Required work:
Go through the data below line by line and count those containing the word "указать". Reply with the count only.

Data rows:
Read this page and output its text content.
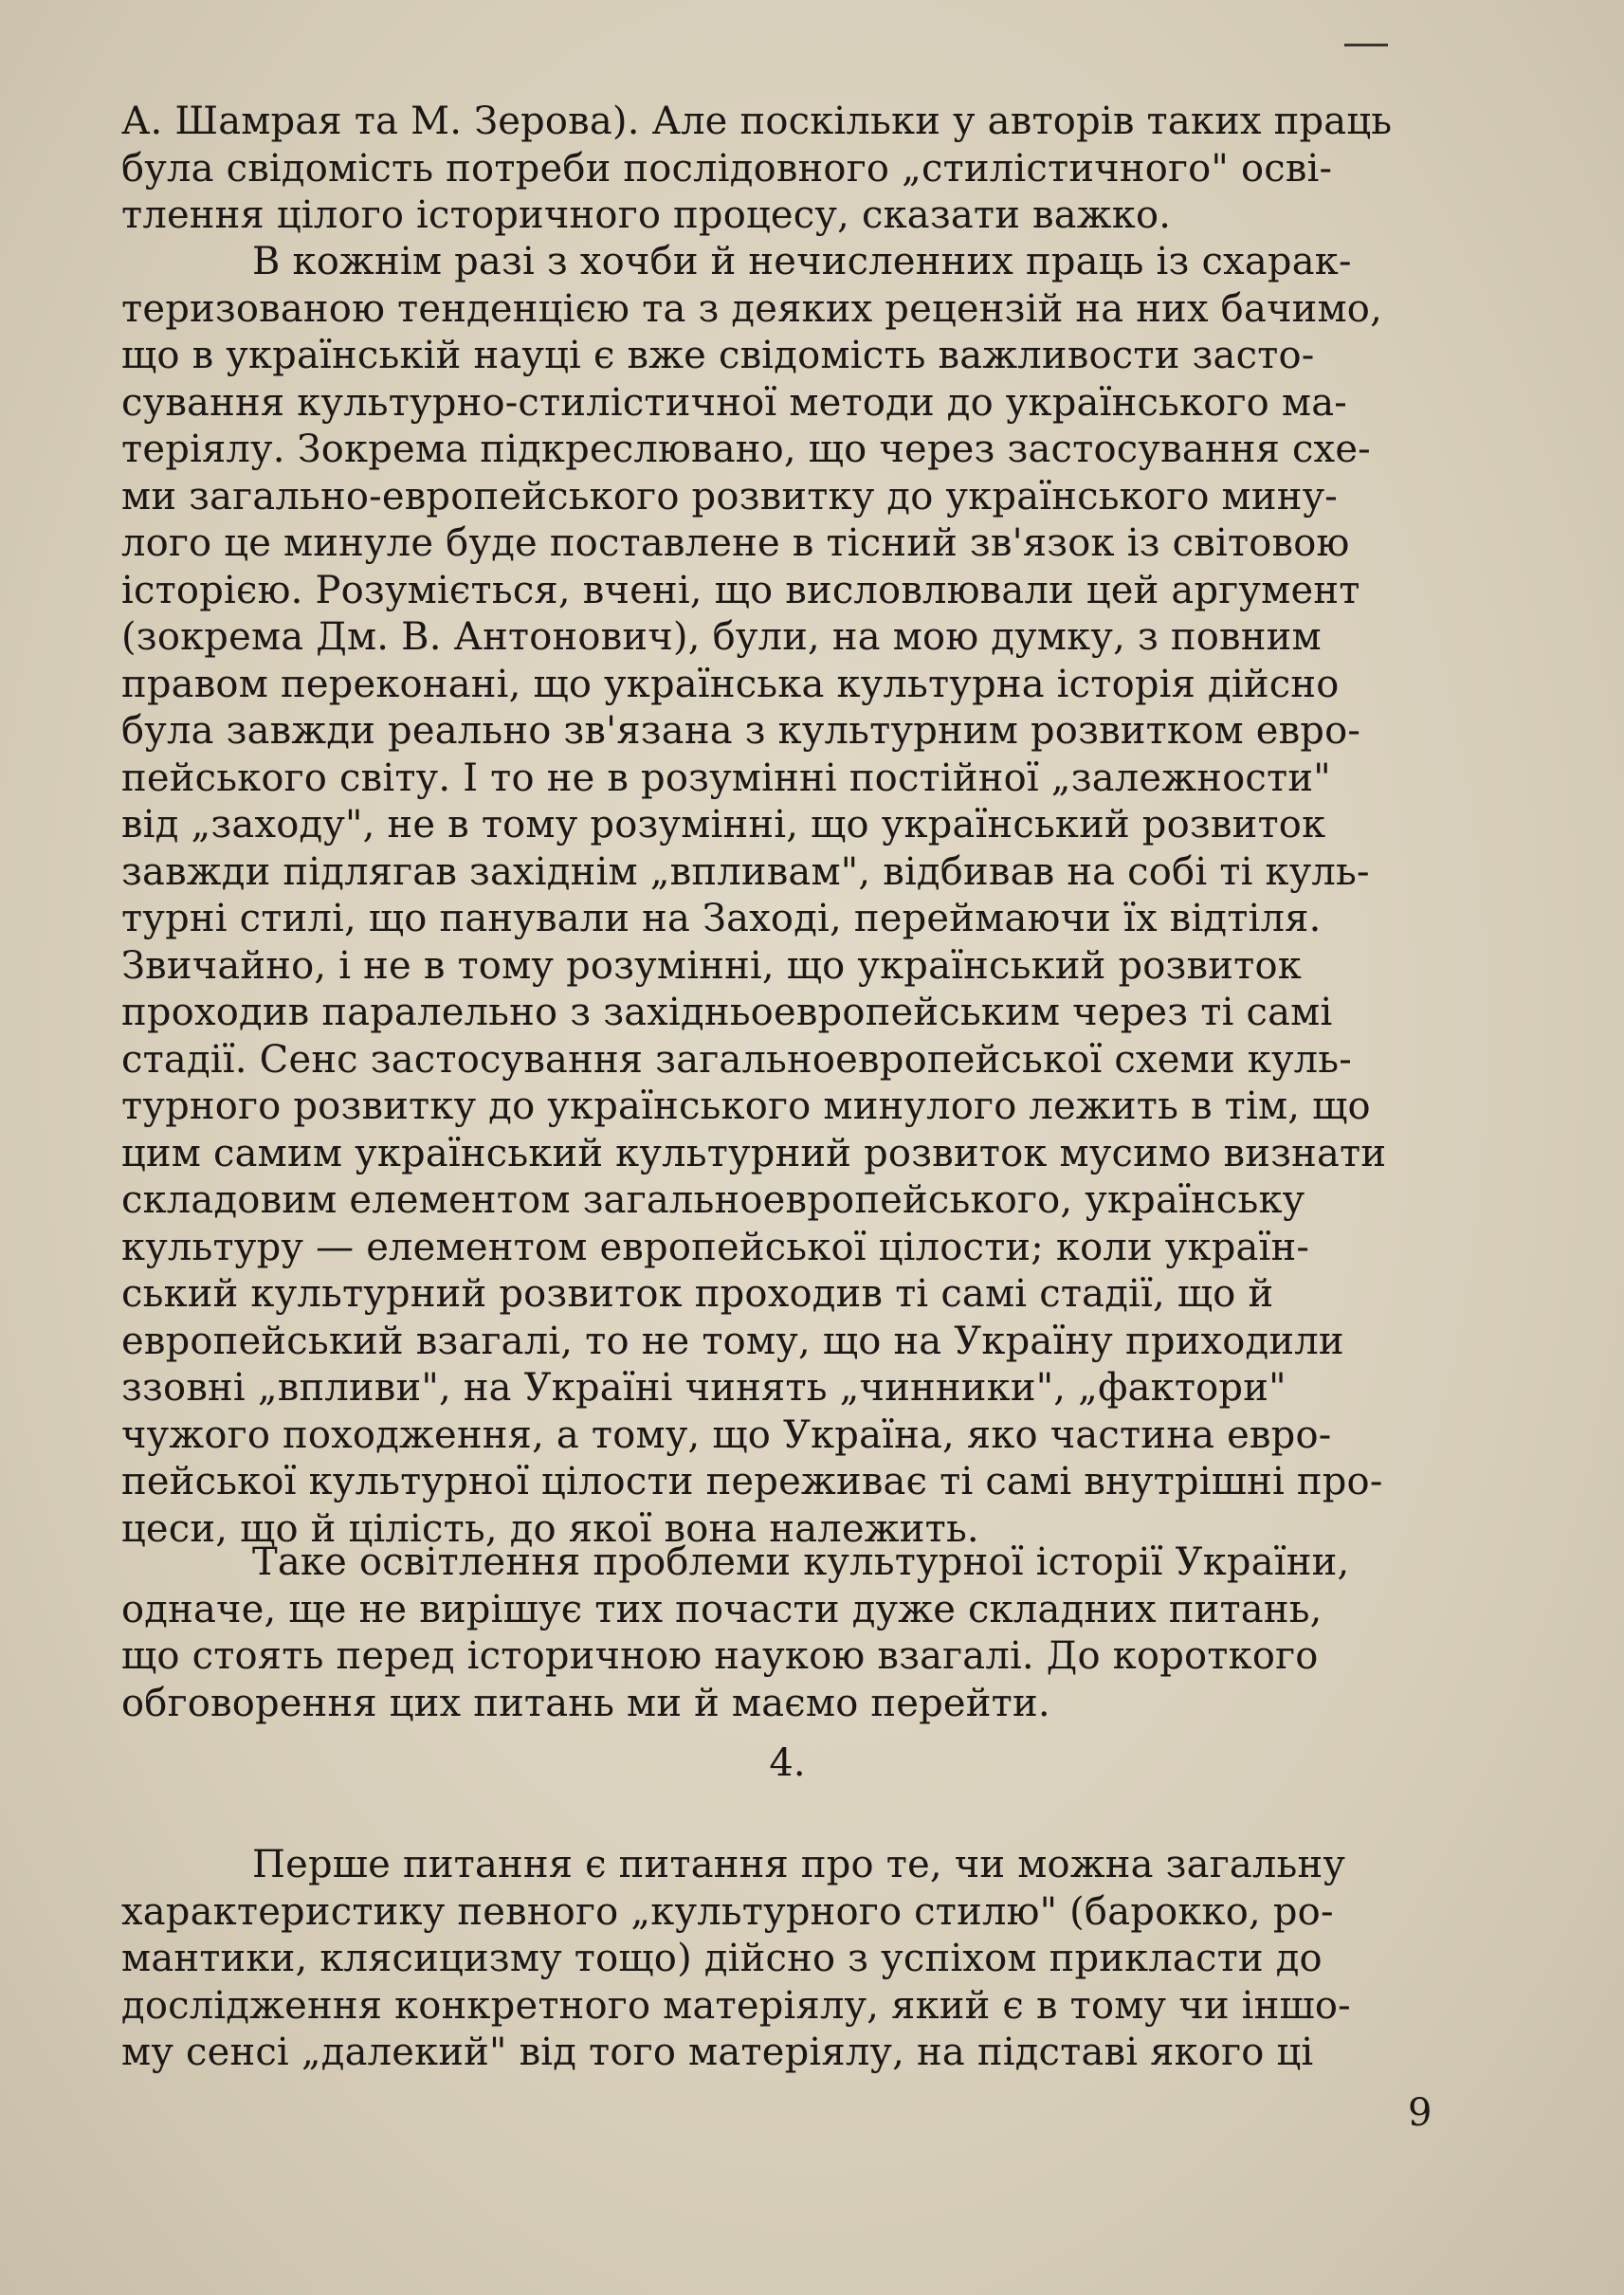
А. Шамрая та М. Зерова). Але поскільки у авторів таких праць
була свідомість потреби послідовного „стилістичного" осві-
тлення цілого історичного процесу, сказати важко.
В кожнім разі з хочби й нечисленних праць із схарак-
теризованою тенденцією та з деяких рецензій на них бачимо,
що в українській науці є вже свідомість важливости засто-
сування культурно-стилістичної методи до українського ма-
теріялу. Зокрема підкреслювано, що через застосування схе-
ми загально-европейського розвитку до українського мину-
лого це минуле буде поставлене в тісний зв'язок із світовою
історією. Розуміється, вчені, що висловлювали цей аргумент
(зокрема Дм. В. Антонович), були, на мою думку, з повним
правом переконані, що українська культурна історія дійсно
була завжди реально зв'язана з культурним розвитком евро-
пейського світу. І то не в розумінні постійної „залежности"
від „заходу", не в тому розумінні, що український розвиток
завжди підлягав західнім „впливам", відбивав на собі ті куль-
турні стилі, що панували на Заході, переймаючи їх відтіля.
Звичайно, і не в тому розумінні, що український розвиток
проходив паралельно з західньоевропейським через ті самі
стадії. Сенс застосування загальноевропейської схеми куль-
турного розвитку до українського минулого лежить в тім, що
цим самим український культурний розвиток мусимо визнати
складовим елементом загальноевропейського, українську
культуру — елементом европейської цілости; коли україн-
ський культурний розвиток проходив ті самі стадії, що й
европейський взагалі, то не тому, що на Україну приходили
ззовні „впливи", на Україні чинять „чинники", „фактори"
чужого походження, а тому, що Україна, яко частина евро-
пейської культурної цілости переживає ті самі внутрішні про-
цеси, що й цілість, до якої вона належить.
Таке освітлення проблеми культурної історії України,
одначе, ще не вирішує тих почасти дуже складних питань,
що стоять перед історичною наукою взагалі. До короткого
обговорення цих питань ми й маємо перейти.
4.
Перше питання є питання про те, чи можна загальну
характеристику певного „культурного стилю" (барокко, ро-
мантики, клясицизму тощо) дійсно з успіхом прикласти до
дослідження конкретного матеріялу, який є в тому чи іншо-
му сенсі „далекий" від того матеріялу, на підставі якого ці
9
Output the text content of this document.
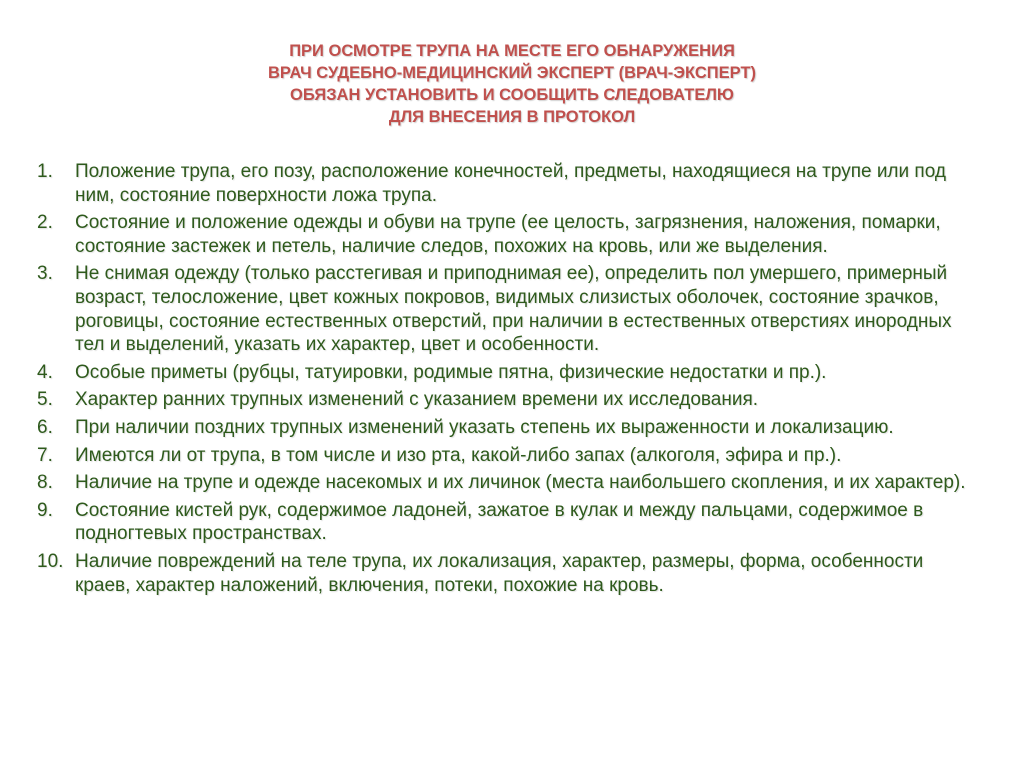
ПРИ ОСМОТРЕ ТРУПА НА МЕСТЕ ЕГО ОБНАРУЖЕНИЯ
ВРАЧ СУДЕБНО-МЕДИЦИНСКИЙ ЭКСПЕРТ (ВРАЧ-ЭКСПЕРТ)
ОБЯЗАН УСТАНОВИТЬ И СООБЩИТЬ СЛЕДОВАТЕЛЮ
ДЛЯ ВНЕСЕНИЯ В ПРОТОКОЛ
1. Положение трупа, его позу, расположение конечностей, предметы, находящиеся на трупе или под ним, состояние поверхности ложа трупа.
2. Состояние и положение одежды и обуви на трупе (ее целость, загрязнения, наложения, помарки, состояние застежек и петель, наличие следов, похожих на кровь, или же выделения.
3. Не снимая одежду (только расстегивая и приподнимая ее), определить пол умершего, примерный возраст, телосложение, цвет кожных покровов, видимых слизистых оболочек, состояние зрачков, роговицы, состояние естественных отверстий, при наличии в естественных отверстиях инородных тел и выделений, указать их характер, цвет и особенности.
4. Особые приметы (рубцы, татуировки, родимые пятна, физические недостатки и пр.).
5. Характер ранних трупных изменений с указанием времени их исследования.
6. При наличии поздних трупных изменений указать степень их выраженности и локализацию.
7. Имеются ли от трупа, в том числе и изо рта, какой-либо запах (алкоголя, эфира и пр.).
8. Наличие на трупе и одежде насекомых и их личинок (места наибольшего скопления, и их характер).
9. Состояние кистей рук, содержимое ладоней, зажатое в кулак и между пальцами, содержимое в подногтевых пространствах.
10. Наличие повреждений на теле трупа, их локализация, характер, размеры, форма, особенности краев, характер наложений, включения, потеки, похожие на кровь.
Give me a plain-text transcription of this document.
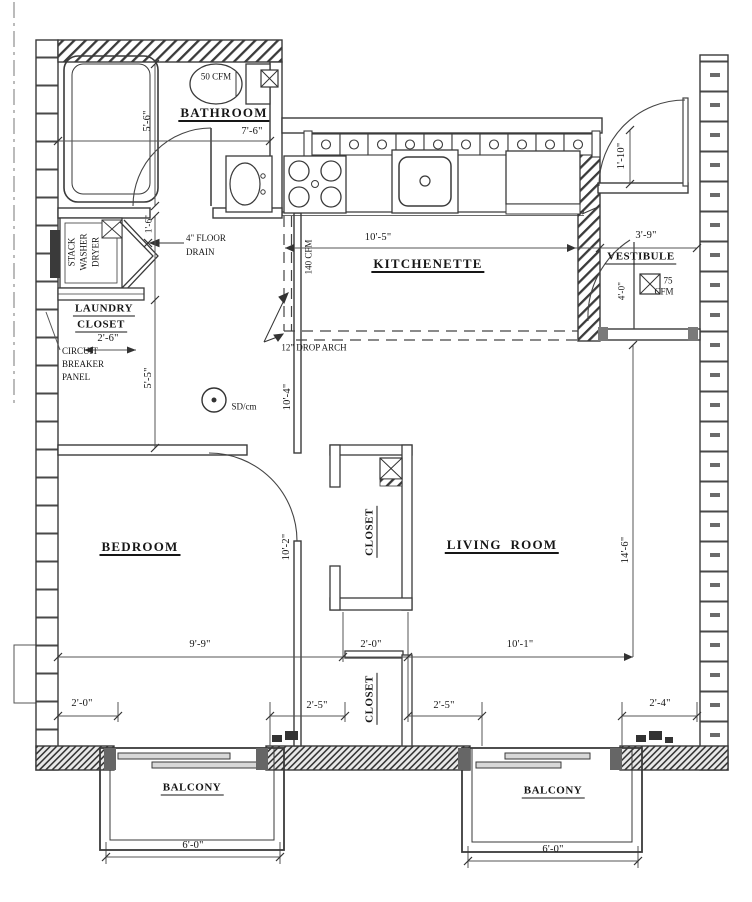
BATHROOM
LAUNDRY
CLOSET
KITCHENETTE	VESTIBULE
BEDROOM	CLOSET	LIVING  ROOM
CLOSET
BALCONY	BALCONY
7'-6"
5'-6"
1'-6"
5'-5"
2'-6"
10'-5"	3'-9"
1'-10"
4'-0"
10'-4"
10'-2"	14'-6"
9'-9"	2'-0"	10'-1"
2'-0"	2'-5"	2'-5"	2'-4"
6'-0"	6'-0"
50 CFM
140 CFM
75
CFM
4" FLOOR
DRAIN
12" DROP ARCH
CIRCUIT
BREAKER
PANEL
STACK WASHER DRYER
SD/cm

Answer for this exercise:
2